Given problem =
Gather every line holding the string "temperature".
= = =
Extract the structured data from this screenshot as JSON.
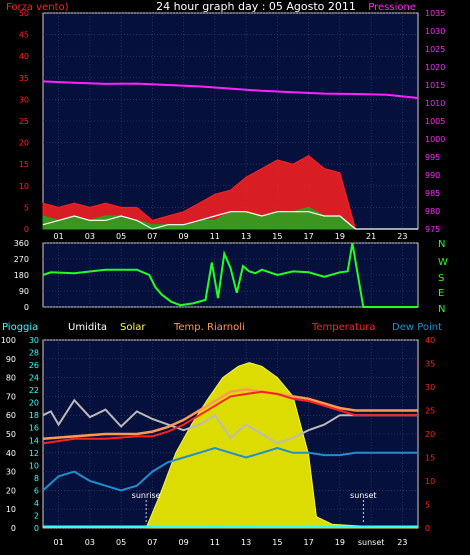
{
  "title": "24 hour graph day : 05 Agosto 2011",
  "colors": {
    "wind_avg": "#ffffff",
    "wind_gust": "#ff2020",
    "wind_base": "#1faa1f",
    "pressure": "#ff22ff",
    "direction": "#22ff22",
    "rain": "#33ffff",
    "humidity": "#bbbbbb",
    "solar": "#e8e800",
    "temp_riarnoli": "#ff9a55",
    "temperature": "#ff2020",
    "dew_point": "#1e8fd0",
    "panel_bg": "#06103c",
    "axis": "#ffffff"
  },
  "chart_data": [
    {
      "type": "line",
      "x_ticks": [
        "01",
        "03",
        "05",
        "07",
        "09",
        "11",
        "13",
        "15",
        "17",
        "19",
        "21",
        "23"
      ],
      "left_axis": {
        "label": "Forza vento)",
        "ticks": [
          "0",
          "5",
          "10",
          "15",
          "20",
          "25",
          "30",
          "35",
          "40",
          "45",
          "50"
        ],
        "ylim": [
          0,
          50
        ]
      },
      "right_axis": {
        "label": "Pressione",
        "ticks": [
          "975",
          "980",
          "985",
          "990",
          "995",
          "1000",
          "1005",
          "1010",
          "1015",
          "1020",
          "1025",
          "1030",
          "1035"
        ],
        "ylim": [
          975,
          1035
        ]
      },
      "grid": true,
      "series": [
        {
          "id": "pressure",
          "axis": "right",
          "x": [
            0,
            2,
            4,
            6,
            8,
            10,
            12,
            14,
            16,
            18,
            20,
            22,
            24
          ],
          "values": [
            1016.0,
            1015.6,
            1015.3,
            1015.4,
            1015.0,
            1014.6,
            1014.0,
            1013.4,
            1013.0,
            1012.6,
            1012.5,
            1012.3,
            1011.4
          ]
        },
        {
          "id": "wind_gust",
          "axis": "left",
          "x": [
            0,
            1,
            2,
            3,
            4,
            5,
            6,
            7,
            8,
            9,
            10,
            11,
            12,
            13,
            14,
            15,
            16,
            17,
            18,
            19,
            20,
            21,
            22,
            23,
            24
          ],
          "values": [
            6,
            5,
            6,
            5,
            6,
            5,
            5,
            2,
            3,
            4,
            6,
            8,
            9,
            12,
            14,
            16,
            15,
            17,
            14,
            13,
            0,
            0,
            0,
            0,
            0
          ]
        },
        {
          "id": "wind_base",
          "axis": "left",
          "x": [
            0,
            1,
            2,
            3,
            4,
            5,
            6,
            7,
            8,
            9,
            10,
            11,
            12,
            13,
            14,
            15,
            16,
            17,
            18,
            19,
            20,
            21,
            22,
            23,
            24
          ],
          "values": [
            3,
            2,
            3,
            2,
            3,
            3,
            2,
            1,
            1,
            1,
            2,
            2,
            4,
            4,
            3,
            4,
            4,
            5,
            3,
            3,
            0,
            0,
            0,
            0,
            0
          ]
        },
        {
          "id": "wind_avg",
          "axis": "left",
          "x": [
            0,
            1,
            2,
            3,
            4,
            5,
            6,
            7,
            8,
            9,
            10,
            11,
            12,
            13,
            14,
            15,
            16,
            17,
            18,
            19,
            20,
            21,
            22,
            23,
            24
          ],
          "values": [
            1,
            2,
            3,
            2,
            2,
            3,
            2,
            0,
            1,
            1,
            2,
            3,
            4,
            4,
            3,
            4,
            4,
            4,
            3,
            3,
            0,
            0,
            0,
            0,
            0
          ]
        }
      ]
    },
    {
      "type": "line",
      "x_ticks": [
        "01",
        "03",
        "05",
        "07",
        "09",
        "11",
        "13",
        "15",
        "17",
        "19",
        "21",
        "23"
      ],
      "left_axis": {
        "ticks": [
          "0",
          "90",
          "180",
          "270",
          "360"
        ],
        "ylim": [
          0,
          360
        ]
      },
      "right_axis": {
        "ticks": [
          "N",
          "W",
          "S",
          "E",
          "N"
        ]
      },
      "grid": true,
      "series": [
        {
          "id": "direction",
          "x": [
            0,
            0.5,
            2,
            4,
            6,
            6.8,
            7.2,
            7.6,
            8.2,
            8.8,
            9.6,
            10.4,
            10.8,
            11.2,
            11.6,
            12.0,
            12.4,
            12.8,
            13.2,
            13.6,
            14.0,
            15,
            16,
            17,
            18,
            19,
            19.5,
            19.8,
            20.5,
            22,
            24
          ],
          "values": [
            180,
            195,
            190,
            210,
            210,
            180,
            110,
            70,
            30,
            10,
            20,
            40,
            250,
            50,
            300,
            220,
            80,
            230,
            200,
            190,
            210,
            180,
            200,
            195,
            170,
            195,
            200,
            360,
            0,
            0,
            0
          ]
        }
      ]
    },
    {
      "type": "line",
      "legend": [
        "Pioggia",
        "Umidita",
        "Solar",
        "Temp. Riarnoli",
        "Temperatura",
        "Dew Point"
      ],
      "x_ticks": [
        "01",
        "03",
        "05",
        "07",
        "09",
        "11",
        "13",
        "15",
        "17",
        "19",
        "sunset",
        "23"
      ],
      "left_axis_outer": {
        "label": "Umidita",
        "ticks": [
          "0",
          "10",
          "20",
          "30",
          "40",
          "50",
          "60",
          "70",
          "80",
          "90",
          "100"
        ],
        "ylim": [
          0,
          100
        ]
      },
      "left_axis_inner": {
        "label": "Pioggia",
        "ticks": [
          "0",
          "2",
          "4",
          "6",
          "8",
          "10",
          "12",
          "14",
          "16",
          "18",
          "20",
          "22",
          "24",
          "26",
          "28",
          "30"
        ],
        "ylim": [
          0,
          30
        ]
      },
      "right_axis": {
        "label": "Temperatura",
        "ticks": [
          "0",
          "5",
          "10",
          "15",
          "20",
          "25",
          "30",
          "35",
          "40"
        ],
        "ylim": [
          0,
          40
        ]
      },
      "annotations": [
        {
          "text": "sunrise",
          "x": 6.6
        },
        {
          "text": "sunset",
          "x": 20.5
        }
      ],
      "grid": true,
      "series": [
        {
          "id": "rain",
          "axis": "inner",
          "x": [
            0,
            24
          ],
          "values": [
            0.2,
            0.2
          ]
        },
        {
          "id": "solar",
          "axis": "outer",
          "x": [
            6.6,
            7.5,
            8.5,
            9.5,
            10.5,
            11.5,
            12.5,
            13.2,
            14.0,
            15.0,
            16.0,
            17.0,
            17.5,
            18.5,
            19.5,
            20.5,
            21.5,
            23.0,
            24.0
          ],
          "values": [
            0,
            18,
            40,
            55,
            68,
            80,
            86,
            88,
            86,
            80,
            70,
            39,
            6,
            2,
            1.5,
            1,
            0.8,
            0.6,
            0.6
          ]
        },
        {
          "id": "humidity",
          "axis": "outer",
          "x": [
            0,
            0.5,
            1,
            2,
            3,
            4,
            5,
            6,
            7,
            8,
            9,
            10,
            11,
            12,
            13,
            14,
            15,
            16,
            17,
            18,
            19,
            20,
            21,
            22,
            24
          ],
          "values": [
            60,
            62,
            55,
            68,
            59,
            63,
            54,
            62,
            58,
            55,
            52,
            55,
            60,
            48,
            55,
            50,
            45,
            48,
            52,
            55,
            60,
            60,
            60,
            60,
            60
          ]
        },
        {
          "id": "temp_riarnoli",
          "axis": "right",
          "x": [
            0,
            2,
            4,
            6,
            7,
            8,
            9,
            10,
            11,
            12,
            13,
            14,
            15,
            16,
            17,
            18,
            19,
            20,
            21,
            22,
            24
          ],
          "values": [
            19,
            19.5,
            20,
            20,
            20.5,
            21.5,
            23,
            25,
            27,
            29,
            29.5,
            29,
            28.5,
            28,
            27.5,
            26.5,
            25.5,
            25,
            25,
            25,
            25
          ]
        },
        {
          "id": "temperature",
          "axis": "right",
          "x": [
            0,
            2,
            4,
            6,
            7,
            8,
            9,
            10,
            11,
            12,
            13,
            14,
            15,
            16,
            17,
            18,
            19,
            20,
            21,
            22,
            24
          ],
          "values": [
            18,
            19,
            19,
            19.5,
            19.5,
            20.5,
            22,
            24,
            26,
            28,
            28.5,
            29,
            28.5,
            27.5,
            27,
            26,
            25,
            24,
            24,
            24,
            24
          ]
        },
        {
          "id": "dew_point",
          "axis": "right",
          "x": [
            0,
            1,
            2,
            3,
            4,
            5,
            6,
            7,
            8,
            9,
            10,
            11,
            12,
            13,
            14,
            15,
            16,
            17,
            18,
            19,
            20,
            21,
            22,
            24
          ],
          "values": [
            8,
            11,
            12,
            10,
            9,
            8,
            9,
            12,
            14,
            15,
            16,
            17,
            16,
            15,
            16,
            17,
            16,
            16,
            15.5,
            15.5,
            16,
            16,
            16,
            16
          ]
        }
      ]
    }
  ]
}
= = =
Task output =
    "temperature": "#ff2020",
          "id": "temperature",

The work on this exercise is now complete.